» Material for this task
******************************

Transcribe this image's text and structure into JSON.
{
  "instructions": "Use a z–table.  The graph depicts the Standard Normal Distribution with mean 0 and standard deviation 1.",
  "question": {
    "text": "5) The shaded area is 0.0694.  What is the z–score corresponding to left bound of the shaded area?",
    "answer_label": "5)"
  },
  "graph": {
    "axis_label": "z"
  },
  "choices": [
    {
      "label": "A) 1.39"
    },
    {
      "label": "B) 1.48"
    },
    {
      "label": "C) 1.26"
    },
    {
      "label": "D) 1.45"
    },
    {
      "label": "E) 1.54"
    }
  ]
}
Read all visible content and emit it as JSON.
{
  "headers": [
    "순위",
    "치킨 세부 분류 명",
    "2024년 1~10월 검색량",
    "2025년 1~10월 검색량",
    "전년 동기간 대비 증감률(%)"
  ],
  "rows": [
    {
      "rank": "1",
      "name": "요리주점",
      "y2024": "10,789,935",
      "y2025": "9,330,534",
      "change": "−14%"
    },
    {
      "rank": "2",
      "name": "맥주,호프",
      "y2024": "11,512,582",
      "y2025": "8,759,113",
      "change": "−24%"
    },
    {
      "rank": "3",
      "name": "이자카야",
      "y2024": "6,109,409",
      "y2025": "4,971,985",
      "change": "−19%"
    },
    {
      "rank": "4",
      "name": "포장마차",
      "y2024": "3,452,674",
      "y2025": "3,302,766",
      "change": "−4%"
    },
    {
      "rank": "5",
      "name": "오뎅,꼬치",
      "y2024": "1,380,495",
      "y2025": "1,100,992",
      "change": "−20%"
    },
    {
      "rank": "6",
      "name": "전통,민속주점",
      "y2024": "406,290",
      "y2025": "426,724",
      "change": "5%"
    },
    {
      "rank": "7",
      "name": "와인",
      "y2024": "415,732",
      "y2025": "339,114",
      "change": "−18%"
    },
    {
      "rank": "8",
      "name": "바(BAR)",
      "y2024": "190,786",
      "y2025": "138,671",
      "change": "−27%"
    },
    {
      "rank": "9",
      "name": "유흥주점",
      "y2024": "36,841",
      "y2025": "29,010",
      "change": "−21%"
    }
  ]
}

******************************

Which lines above hold the word "text"? Copy each of them.

» Answer to the exercise
Transcribe this image's text and structure into JSON.
    "text": "5) The shaded area is 0.0694.  What is the z–score corresponding to left bound of the shaded area?",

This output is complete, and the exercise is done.